(Raw records)

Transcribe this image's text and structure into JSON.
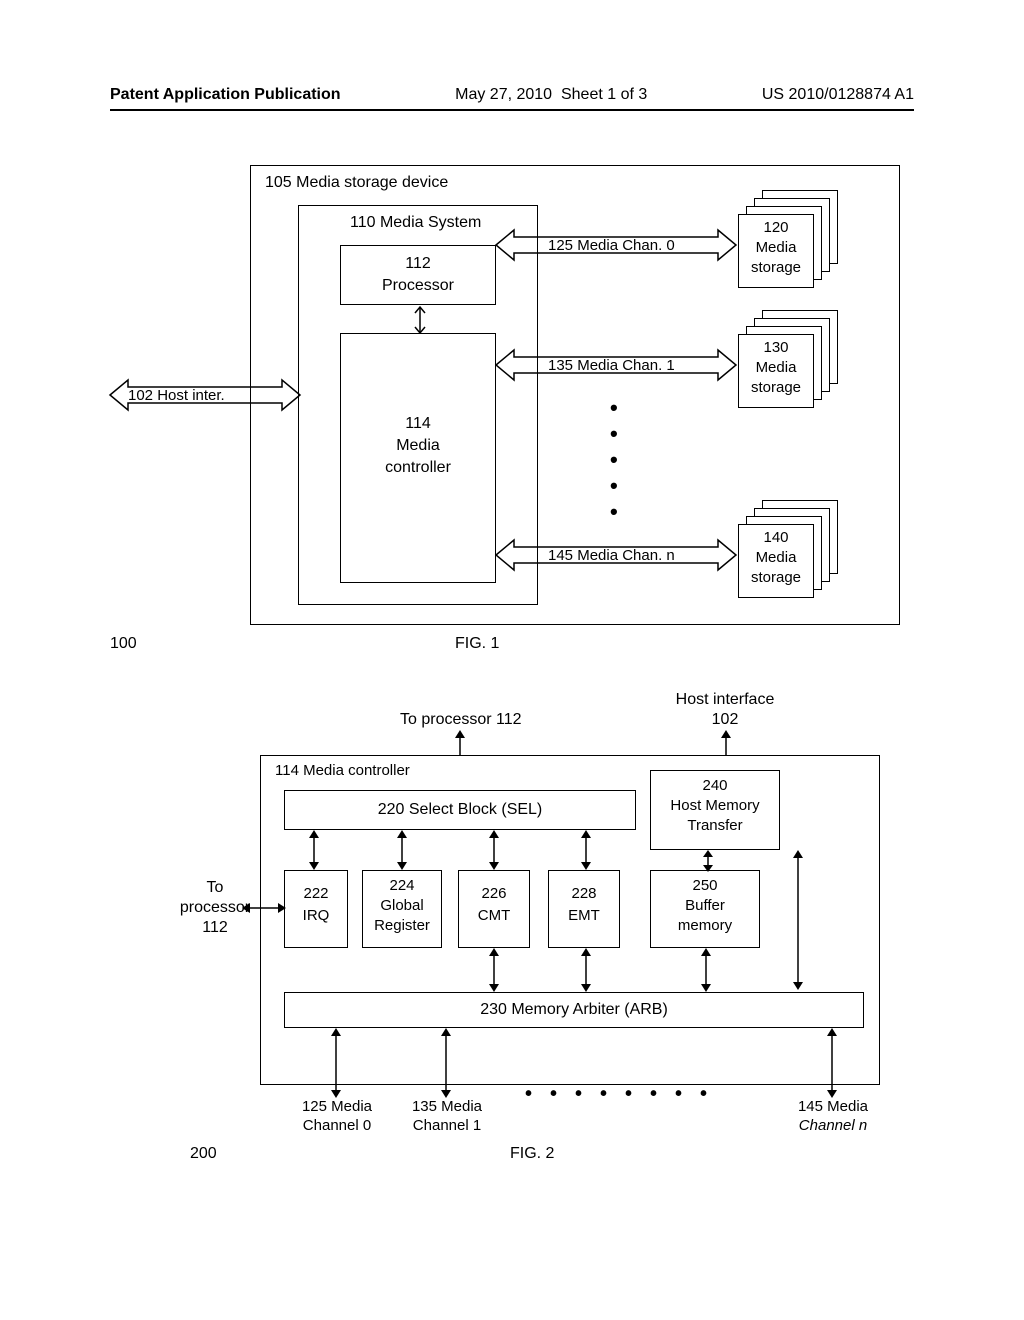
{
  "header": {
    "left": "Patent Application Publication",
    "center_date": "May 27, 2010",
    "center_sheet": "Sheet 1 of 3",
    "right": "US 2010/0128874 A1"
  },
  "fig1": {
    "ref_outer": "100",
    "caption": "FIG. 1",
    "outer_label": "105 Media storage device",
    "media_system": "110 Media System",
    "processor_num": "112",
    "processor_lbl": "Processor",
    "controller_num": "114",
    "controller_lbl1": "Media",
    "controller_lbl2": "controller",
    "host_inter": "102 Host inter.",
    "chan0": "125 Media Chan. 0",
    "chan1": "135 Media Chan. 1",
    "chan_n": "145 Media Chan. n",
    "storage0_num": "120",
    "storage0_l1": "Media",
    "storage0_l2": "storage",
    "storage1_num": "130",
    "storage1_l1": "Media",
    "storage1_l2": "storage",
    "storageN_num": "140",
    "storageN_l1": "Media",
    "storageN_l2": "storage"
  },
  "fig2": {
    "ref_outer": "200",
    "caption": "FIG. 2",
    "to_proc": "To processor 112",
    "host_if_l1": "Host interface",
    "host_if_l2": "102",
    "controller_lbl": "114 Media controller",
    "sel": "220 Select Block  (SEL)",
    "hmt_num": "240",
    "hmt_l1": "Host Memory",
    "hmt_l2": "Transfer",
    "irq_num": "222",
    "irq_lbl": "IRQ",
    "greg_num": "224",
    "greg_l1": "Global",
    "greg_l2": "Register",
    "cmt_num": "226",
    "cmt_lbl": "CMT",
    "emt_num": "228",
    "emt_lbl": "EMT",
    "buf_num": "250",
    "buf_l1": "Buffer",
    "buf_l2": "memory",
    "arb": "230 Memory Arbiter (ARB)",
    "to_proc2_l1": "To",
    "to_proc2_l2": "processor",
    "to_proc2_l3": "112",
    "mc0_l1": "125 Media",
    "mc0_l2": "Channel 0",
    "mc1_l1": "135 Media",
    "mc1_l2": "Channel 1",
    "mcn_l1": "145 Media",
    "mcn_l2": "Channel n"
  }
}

--

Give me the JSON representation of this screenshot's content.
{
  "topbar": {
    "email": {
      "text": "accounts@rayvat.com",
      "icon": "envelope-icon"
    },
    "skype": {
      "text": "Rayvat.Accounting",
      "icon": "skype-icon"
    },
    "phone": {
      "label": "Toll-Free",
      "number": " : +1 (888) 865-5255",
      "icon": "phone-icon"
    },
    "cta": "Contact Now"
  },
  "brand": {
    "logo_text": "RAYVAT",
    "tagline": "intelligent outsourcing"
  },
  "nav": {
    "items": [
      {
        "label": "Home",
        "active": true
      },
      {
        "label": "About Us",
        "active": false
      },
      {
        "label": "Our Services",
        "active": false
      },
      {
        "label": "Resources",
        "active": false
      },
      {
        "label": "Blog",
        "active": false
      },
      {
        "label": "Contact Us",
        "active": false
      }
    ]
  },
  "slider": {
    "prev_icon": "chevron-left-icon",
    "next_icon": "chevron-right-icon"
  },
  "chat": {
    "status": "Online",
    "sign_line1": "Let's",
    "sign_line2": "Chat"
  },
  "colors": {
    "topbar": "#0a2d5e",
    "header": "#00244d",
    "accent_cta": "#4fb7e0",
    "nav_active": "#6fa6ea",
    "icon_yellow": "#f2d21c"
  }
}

* * *

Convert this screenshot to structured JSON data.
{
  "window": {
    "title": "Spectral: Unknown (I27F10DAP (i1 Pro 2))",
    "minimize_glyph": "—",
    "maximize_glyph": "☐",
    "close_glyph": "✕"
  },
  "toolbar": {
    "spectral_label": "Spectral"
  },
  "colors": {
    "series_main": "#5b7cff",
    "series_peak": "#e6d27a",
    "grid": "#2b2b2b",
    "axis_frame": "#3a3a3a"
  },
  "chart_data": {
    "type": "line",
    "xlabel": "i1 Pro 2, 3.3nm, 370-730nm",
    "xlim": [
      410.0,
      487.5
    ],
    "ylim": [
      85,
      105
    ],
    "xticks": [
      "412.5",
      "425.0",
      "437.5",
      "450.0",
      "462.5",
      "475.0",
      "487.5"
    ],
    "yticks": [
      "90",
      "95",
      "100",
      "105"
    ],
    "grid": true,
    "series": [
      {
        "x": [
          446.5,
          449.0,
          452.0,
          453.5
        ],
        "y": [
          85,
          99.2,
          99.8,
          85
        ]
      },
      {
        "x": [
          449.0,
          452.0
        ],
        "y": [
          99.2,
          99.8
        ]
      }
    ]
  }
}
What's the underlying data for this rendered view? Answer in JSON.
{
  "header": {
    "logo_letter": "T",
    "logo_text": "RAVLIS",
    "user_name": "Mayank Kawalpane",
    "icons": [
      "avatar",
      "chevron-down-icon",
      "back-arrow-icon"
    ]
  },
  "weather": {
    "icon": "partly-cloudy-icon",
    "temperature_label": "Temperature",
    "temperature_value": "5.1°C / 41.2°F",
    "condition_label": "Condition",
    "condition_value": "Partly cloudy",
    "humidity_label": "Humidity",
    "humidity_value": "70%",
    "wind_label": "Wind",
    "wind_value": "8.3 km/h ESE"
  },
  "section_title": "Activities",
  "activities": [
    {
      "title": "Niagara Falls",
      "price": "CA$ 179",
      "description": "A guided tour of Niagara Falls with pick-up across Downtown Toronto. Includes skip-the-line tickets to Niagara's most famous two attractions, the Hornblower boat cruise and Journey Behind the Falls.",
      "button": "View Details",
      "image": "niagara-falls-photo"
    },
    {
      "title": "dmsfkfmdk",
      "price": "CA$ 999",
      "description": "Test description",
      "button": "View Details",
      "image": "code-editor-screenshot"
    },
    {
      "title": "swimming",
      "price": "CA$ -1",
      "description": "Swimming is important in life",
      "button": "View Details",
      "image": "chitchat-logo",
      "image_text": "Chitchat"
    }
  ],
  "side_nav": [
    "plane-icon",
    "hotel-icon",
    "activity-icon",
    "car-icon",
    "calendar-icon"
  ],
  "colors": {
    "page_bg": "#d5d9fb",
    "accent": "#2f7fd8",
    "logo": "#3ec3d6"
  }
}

Prompt = In the records above, collect each line with "chevron".

Solution below =
    "prev_icon": "chevron-left-icon",
    "next_icon": "chevron-right-icon"
      "chevron-down-icon",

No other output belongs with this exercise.